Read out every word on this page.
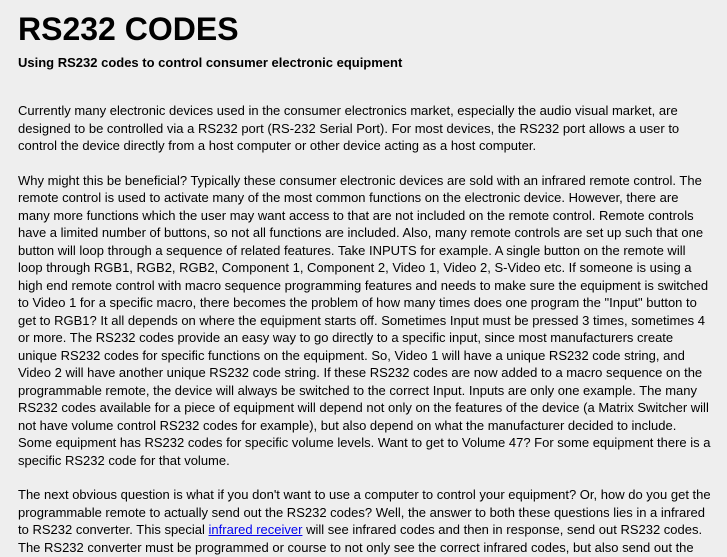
RS232 CODES
Using RS232 codes to control consumer electronic equipment

Currently many electronic devices used in the consumer electronics market, especially the audio visual market, are designed to be controlled via a RS232 port (RS-232 Serial Port). For most devices, the RS232 port allows a user to control the device directly from a host computer or other device acting as a host computer.

Why might this be beneficial? Typically these consumer electronic devices are sold with an infrared remote control. The remote control is used to activate many of the most common functions on the electronic device. However, there are many more functions which the user may want access to that are not included on the remote control. Remote controls have a limited number of buttons, so not all functions are included. Also, many remote controls are set up such that one button will loop through a sequence of related features. Take INPUTS for example. A single button on the remote will loop through RGB1, RGB2, RGB2, Component 1, Component 2, Video 1, Video 2, S-Video etc. If someone is using a high end remote control with macro sequence programming features and needs to make sure the equipment is switched to Video 1 for a specific macro, there becomes the problem of how many times does one program the "Input" button to get to RGB1? It all depends on where the equipment starts off. Sometimes Input must be pressed 3 times, sometimes 4 or more. The RS232 codes provide an easy way to go directly to a specific input, since most manufacturers create unique RS232 codes for specific functions on the equipment. So, Video 1 will have a unique RS232 code string, and Video 2 will have another unique RS232 code string. If these RS232 codes are now added to a macro sequence on the programmable remote, the device will always be switched to the correct Input. Inputs are only one example. The many RS232 codes available for a piece of equipment will depend not only on the features of the device (a Matrix Switcher will not have volume control RS232 codes for example), but also depend on what the manufacturer decided to include. Some equipment has RS232 codes for specific volume levels. Want to get to Volume 47? For some equipment there is a specific RS232 code for that volume.

The next obvious question is what if you don't want to use a computer to control your equipment? Or, how do you get the programmable remote to actually send out the RS232 codes? Well, the answer to both these questions lies in a infrared to RS232 converter. This special infrared receiver will see infrared codes and then in response, send out RS232 codes. The RS232 converter must be programmed or course to not only see the correct infrared codes, but also send out the
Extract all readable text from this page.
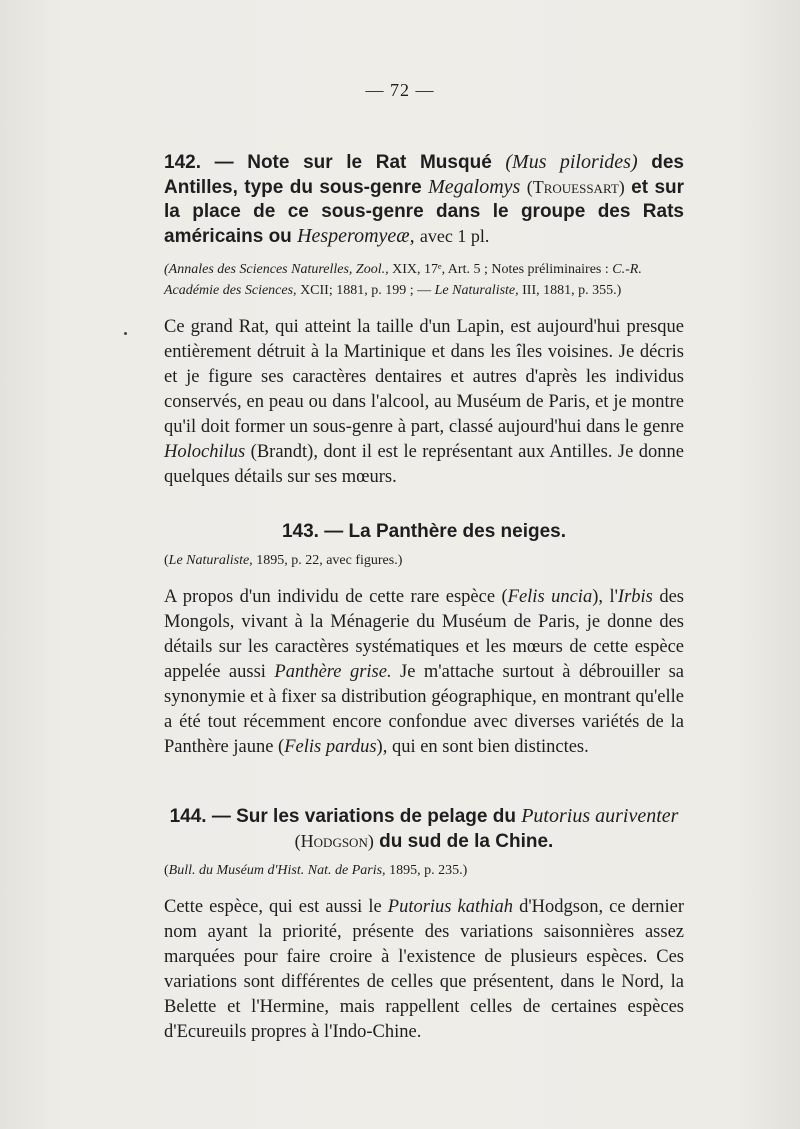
— 72 —

142. — Note sur le Rat Musqué (Mus pilorides) des Antilles, type du sous-genre Megalomys (Trouessart) et sur la place de ce sous-genre dans le groupe des Rats américains ou Hesperomyeæ, avec 1 pl.

(Annales des Sciences Naturelles, Zool., XIX, 17ᵉ, Art. 5 ; Notes préliminaires : C.-R. Académie des Sciences, XCII; 1881, p. 199 ; — Le Naturaliste, III, 1881, p. 355.)

Ce grand Rat, qui atteint la taille d'un Lapin, est aujourd'hui presque entièrement détruit à la Martinique et dans les îles voisines. Je décris et je figure ses caractères dentaires et autres d'après les individus conservés, en peau ou dans l'alcool, au Muséum de Paris, et je montre qu'il doit former un sous-genre à part, classé aujourd'hui dans le genre Holochilus (Brandt), dont il est le représentant aux Antilles. Je donne quelques détails sur ses mœurs.

143. — La Panthère des neiges.

(Le Naturaliste, 1895, p. 22, avec figures.)

A propos d'un individu de cette rare espèce (Felis uncia), l'Irbis des Mongols, vivant à la Ménagerie du Muséum de Paris, je donne des détails sur les caractères systématiques et les mœurs de cette espèce appelée aussi Panthère grise. Je m'attache surtout à débrouiller sa synonymie et à fixer sa distribution géographique, en montrant qu'elle a été tout récemment encore confondue avec diverses variétés de la Panthère jaune (Felis pardus), qui en sont bien distinctes.

144. — Sur les variations de pelage du Putorius auriventer
(Hodgson) du sud de la Chine.

(Bull. du Muséum d'Hist. Nat. de Paris, 1895, p. 235.)

Cette espèce, qui est aussi le Putorius kathiah d'Hodgson, ce dernier nom ayant la priorité, présente des variations saisonnières assez marquées pour faire croire à l'existence de plusieurs espèces. Ces variations sont différentes de celles que présentent, dans le Nord, la Belette et l'Hermine, mais rappellent celles de certaines espèces d'Ecureuils propres à l'Indo-Chine.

PROBLEM -> Output every entry exactly as given; pictures are not part of the copy.

ANSWER BELOW ->
Read out every word on this page.
RS232 CODES
Using RS232 codes to control consumer electronic equipment

Currently many electronic devices used in the consumer electronics market, especially the audio visual market, are designed to be controlled via a RS232 port (RS-232 Serial Port). For most devices, the RS232 port allows a user to control the device directly from a host computer or other device acting as a host computer.

Why might this be beneficial? Typically these consumer electronic devices are sold with an infrared remote control. The remote control is used to activate many of the most common functions on the electronic device. However, there are many more functions which the user may want access to that are not included on the remote control. Remote controls have a limited number of buttons, so not all functions are included. Also, many remote controls are set up such that one button will loop through a sequence of related features. Take INPUTS for example. A single button on the remote will loop through RGB1, RGB2, RGB2, Component 1, Component 2, Video 1, Video 2, S-Video etc. If someone is using a high end remote control with macro sequence programming features and needs to make sure the equipment is switched to Video 1 for a specific macro, there becomes the problem of how many times does one program the "Input" button to get to RGB1? It all depends on where the equipment starts off. Sometimes Input must be pressed 3 times, sometimes 4 or more. The RS232 codes provide an easy way to go directly to a specific input, since most manufacturers create unique RS232 codes for specific functions on the equipment. So, Video 1 will have a unique RS232 code string, and Video 2 will have another unique RS232 code string. If these RS232 codes are now added to a macro sequence on the programmable remote, the device will always be switched to the correct Input. Inputs are only one example. The many RS232 codes available for a piece of equipment will depend not only on the features of the device (a Matrix Switcher will not have volume control RS232 codes for example), but also depend on what the manufacturer decided to include. Some equipment has RS232 codes for specific volume levels. Want to get to Volume 47? For some equipment there is a specific RS232 code for that volume.

The next obvious question is what if you don't want to use a computer to control your equipment? Or, how do you get the programmable remote to actually send out the RS232 codes? Well, the answer to both these questions lies in a infrared to RS232 converter. This special infrared receiver will see infrared codes and then in response, send out RS232 codes. The RS232 converter must be programmed or course to not only see the correct infrared codes, but also send out the
Extract all readable text from this page.
— 72 —

142. — Note sur le Rat Musqué (Mus pilorides) des Antilles, type du sous-genre Megalomys (Trouessart) et sur la place de ce sous-genre dans le groupe des Rats américains ou Hesperomyeæ, avec 1 pl.

(Annales des Sciences Naturelles, Zool., XIX, 17ᵉ, Art. 5 ; Notes préliminaires : C.-R. Académie des Sciences, XCII; 1881, p. 199 ; — Le Naturaliste, III, 1881, p. 355.)

Ce grand Rat, qui atteint la taille d'un Lapin, est aujourd'hui presque entièrement détruit à la Martinique et dans les îles voisines. Je décris et je figure ses caractères dentaires et autres d'après les individus conservés, en peau ou dans l'alcool, au Muséum de Paris, et je montre qu'il doit former un sous-genre à part, classé aujourd'hui dans le genre Holochilus (Brandt), dont il est le représentant aux Antilles. Je donne quelques détails sur ses mœurs.

143. — La Panthère des neiges.

(Le Naturaliste, 1895, p. 22, avec figures.)

A propos d'un individu de cette rare espèce (Felis uncia), l'Irbis des Mongols, vivant à la Ménagerie du Muséum de Paris, je donne des détails sur les caractères systématiques et les mœurs de cette espèce appelée aussi Panthère grise. Je m'attache surtout à débrouiller sa synonymie et à fixer sa distribution géographique, en montrant qu'elle a été tout récemment encore confondue avec diverses variétés de la Panthère jaune (Felis pardus), qui en sont bien distinctes.

144. — Sur les variations de pelage du Putorius auriventer
(Hodgson) du sud de la Chine.

(Bull. du Muséum d'Hist. Nat. de Paris, 1895, p. 235.)

Cette espèce, qui est aussi le Putorius kathiah d'Hodgson, ce dernier nom ayant la priorité, présente des variations saisonnières assez marquées pour faire croire à l'existence de plusieurs espèces. Ces variations sont différentes de celles que présentent, dans le Nord, la Belette et l'Hermine, mais rappellent celles de certaines espèces d'Ecureuils propres à l'Indo-Chine.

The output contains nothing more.